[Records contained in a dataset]
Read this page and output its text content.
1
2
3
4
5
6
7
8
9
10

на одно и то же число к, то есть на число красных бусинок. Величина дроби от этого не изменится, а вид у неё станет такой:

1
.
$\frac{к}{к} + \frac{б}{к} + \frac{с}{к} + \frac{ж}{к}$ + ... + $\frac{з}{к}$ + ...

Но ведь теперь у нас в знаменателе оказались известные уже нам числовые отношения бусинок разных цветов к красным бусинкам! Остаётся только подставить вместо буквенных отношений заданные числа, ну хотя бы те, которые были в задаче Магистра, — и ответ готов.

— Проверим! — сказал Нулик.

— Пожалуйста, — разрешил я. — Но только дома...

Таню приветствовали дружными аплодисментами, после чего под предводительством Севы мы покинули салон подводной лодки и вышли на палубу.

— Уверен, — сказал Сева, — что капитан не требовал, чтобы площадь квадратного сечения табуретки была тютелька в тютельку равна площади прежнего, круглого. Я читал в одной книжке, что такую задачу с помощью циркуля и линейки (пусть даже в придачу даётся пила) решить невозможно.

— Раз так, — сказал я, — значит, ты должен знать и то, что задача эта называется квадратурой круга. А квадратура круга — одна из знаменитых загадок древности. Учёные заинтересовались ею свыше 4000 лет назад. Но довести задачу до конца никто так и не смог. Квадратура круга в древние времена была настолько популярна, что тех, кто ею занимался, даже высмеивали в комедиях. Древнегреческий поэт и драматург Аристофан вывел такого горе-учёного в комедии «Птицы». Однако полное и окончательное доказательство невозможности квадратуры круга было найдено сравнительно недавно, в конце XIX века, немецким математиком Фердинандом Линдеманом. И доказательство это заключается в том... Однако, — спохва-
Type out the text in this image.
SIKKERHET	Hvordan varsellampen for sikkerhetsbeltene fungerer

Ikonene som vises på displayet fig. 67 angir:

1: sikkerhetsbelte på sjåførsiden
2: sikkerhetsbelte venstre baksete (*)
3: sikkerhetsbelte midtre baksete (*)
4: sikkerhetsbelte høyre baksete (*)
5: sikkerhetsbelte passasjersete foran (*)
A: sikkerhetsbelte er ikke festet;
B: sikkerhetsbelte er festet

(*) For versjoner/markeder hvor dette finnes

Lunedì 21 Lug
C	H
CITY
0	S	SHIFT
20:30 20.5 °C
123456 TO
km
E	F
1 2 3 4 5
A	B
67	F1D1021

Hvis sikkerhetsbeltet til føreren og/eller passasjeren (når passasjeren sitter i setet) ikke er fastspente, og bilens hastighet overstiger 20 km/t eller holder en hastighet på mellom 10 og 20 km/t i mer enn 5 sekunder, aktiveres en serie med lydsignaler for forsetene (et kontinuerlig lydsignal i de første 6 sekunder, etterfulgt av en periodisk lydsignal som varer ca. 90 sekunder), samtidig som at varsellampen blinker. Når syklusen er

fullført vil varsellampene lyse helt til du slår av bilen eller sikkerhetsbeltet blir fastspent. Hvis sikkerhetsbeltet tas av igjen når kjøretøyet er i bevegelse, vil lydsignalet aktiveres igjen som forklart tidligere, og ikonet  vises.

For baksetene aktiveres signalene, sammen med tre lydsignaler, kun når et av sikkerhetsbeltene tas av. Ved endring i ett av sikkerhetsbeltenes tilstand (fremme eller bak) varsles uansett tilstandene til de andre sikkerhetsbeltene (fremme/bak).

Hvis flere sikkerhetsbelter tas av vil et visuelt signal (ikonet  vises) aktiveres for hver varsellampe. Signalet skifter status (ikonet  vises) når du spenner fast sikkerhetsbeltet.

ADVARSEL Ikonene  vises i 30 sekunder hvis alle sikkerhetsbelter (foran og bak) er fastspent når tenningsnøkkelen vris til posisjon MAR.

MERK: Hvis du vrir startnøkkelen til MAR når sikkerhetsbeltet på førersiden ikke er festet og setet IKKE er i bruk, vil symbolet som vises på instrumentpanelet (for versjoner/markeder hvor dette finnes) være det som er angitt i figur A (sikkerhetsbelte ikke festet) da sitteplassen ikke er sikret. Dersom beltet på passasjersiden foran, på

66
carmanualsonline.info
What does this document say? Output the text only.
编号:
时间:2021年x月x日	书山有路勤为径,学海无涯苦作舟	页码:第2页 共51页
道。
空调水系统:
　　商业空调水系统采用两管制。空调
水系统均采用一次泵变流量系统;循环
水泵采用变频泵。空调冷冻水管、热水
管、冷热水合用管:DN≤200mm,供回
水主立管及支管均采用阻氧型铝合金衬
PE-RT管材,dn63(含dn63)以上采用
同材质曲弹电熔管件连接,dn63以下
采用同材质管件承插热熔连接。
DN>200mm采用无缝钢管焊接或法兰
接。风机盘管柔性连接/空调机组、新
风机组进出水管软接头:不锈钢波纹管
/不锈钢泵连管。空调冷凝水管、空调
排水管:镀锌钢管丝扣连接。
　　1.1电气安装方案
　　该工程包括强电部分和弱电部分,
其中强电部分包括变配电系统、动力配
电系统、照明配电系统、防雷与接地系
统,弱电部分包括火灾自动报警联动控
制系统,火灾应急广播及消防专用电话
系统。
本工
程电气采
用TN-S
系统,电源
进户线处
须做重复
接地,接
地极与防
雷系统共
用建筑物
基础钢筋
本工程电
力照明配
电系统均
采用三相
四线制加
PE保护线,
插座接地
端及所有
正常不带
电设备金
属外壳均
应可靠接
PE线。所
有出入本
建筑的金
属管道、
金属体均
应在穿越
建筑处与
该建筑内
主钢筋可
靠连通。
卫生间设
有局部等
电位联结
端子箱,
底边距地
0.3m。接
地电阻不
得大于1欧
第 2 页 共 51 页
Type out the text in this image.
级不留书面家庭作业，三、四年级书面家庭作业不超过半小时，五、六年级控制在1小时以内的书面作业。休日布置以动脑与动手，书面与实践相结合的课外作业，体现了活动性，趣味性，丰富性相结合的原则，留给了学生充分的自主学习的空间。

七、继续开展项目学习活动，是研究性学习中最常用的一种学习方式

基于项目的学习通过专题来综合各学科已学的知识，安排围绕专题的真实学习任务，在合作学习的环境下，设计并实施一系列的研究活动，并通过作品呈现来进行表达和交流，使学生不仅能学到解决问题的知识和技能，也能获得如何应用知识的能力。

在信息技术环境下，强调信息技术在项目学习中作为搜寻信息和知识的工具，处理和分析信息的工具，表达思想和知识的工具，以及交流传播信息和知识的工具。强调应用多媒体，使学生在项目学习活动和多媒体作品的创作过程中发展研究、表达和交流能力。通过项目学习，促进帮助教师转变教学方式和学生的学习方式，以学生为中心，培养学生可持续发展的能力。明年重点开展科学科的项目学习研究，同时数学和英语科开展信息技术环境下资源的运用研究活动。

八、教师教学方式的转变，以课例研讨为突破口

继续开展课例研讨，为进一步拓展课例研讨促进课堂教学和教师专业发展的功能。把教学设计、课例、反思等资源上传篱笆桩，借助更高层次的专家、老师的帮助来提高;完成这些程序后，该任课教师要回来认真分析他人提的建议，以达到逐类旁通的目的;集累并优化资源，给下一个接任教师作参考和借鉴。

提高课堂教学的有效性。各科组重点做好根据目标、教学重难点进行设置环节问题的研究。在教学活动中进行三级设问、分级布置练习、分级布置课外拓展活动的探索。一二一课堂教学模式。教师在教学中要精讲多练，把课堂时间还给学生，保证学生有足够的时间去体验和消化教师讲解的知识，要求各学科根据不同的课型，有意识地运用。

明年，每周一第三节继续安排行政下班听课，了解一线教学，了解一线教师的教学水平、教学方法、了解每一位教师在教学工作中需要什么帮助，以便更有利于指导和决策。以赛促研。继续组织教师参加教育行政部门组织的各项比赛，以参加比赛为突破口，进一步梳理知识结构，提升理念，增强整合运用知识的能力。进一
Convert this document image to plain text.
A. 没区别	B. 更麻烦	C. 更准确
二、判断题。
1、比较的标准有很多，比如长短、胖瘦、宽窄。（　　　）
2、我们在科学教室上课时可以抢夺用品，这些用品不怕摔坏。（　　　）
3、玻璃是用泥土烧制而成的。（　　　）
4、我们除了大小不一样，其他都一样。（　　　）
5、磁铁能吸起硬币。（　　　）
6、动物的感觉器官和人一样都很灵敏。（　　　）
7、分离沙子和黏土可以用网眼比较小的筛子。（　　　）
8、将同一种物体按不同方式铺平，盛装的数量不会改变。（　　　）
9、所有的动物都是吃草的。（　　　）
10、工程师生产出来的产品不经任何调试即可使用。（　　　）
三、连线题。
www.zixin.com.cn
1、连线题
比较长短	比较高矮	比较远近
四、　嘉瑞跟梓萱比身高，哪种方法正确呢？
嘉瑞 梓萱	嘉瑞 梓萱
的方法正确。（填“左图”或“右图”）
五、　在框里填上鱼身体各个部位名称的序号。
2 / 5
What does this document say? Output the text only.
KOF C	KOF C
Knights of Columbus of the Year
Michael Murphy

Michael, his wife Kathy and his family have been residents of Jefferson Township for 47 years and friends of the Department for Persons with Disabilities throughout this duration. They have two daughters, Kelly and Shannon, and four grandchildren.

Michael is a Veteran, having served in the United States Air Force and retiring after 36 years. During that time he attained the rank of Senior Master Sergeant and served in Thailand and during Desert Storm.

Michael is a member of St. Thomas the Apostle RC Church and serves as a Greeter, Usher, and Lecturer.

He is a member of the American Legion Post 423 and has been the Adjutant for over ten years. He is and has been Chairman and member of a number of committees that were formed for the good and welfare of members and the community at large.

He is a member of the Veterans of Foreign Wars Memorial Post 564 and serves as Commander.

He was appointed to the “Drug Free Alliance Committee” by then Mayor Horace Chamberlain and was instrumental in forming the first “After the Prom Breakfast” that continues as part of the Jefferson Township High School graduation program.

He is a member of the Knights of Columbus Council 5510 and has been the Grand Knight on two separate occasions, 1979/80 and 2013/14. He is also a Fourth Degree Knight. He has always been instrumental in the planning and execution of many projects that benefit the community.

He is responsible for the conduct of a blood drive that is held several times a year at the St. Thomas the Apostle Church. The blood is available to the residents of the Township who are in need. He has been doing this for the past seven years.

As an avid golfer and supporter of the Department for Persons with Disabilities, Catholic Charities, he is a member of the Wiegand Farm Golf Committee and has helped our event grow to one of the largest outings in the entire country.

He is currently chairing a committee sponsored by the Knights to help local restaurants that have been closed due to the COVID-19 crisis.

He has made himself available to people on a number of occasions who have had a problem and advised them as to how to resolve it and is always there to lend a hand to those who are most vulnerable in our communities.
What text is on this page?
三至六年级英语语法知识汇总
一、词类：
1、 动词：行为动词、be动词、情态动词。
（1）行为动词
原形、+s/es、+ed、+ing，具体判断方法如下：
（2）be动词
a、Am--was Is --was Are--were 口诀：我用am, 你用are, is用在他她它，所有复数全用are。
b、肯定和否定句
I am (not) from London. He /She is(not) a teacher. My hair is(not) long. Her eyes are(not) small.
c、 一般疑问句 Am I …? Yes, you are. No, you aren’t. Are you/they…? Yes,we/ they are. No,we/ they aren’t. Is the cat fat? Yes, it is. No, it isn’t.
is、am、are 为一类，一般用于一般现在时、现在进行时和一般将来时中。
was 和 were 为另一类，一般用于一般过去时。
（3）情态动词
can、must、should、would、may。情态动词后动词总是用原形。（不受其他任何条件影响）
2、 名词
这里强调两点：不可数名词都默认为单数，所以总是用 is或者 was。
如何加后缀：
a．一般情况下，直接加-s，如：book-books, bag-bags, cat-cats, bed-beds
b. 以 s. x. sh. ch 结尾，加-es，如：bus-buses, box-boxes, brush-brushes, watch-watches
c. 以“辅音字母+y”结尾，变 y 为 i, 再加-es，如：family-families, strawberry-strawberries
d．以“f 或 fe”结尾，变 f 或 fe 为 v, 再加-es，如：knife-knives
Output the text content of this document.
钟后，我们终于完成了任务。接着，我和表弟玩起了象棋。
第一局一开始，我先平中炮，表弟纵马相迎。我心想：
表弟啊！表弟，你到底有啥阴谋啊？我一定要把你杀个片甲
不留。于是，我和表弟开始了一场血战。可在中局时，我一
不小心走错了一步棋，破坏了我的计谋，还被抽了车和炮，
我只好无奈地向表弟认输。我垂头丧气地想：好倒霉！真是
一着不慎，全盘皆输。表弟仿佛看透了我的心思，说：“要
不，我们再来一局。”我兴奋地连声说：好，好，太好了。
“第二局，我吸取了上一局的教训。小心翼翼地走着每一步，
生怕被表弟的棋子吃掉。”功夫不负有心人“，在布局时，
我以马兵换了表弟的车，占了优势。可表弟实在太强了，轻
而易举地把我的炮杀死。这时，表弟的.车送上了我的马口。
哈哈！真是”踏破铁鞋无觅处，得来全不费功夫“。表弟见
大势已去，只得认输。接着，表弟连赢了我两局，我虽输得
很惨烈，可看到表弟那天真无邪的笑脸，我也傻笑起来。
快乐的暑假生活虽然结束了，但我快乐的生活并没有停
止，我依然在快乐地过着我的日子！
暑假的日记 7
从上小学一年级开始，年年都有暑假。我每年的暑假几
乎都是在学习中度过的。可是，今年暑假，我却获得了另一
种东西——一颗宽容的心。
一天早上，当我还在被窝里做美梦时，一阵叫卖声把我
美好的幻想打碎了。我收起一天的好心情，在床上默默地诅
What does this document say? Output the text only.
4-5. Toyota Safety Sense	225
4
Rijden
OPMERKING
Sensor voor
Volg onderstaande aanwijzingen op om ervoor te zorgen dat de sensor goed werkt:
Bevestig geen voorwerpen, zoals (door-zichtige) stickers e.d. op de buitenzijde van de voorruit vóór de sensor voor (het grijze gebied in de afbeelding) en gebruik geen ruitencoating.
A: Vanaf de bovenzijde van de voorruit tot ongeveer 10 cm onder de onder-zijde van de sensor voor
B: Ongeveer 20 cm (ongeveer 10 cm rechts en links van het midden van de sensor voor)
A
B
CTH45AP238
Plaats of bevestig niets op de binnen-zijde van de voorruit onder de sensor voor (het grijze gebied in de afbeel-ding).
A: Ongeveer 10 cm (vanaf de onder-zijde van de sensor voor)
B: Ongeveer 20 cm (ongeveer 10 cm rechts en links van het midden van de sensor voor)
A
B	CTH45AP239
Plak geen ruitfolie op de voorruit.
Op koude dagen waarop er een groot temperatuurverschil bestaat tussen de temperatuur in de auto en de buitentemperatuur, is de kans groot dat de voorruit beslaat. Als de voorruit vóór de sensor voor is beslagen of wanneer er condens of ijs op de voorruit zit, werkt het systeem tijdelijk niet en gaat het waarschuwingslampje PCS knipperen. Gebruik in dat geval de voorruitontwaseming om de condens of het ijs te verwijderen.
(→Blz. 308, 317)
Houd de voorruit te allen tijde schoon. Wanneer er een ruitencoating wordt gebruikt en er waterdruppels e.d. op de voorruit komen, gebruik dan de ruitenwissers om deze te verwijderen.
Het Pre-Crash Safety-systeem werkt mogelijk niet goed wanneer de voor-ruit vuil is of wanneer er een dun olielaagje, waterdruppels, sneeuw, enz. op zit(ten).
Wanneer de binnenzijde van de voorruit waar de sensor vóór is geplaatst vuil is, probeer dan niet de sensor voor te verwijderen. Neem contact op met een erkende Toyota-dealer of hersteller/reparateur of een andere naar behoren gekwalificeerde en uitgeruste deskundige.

* [Exercise goal] Identify and copy all lines with the word "ruitencoating".

* [Finished task]
Bevestig geen voorwerpen, zoals (door-zichtige) stickers e.d. op de buitenzijde van de voorruit vóór de sensor voor (het grijze gebied in de afbeelding) en gebruik geen ruitencoating.
Houd de voorruit te allen tijde schoon. Wanneer er een ruitencoating wordt gebruikt en er waterdruppels e.d. op de voorruit komen, gebruik dan de ruitenwissers om deze te verwijderen.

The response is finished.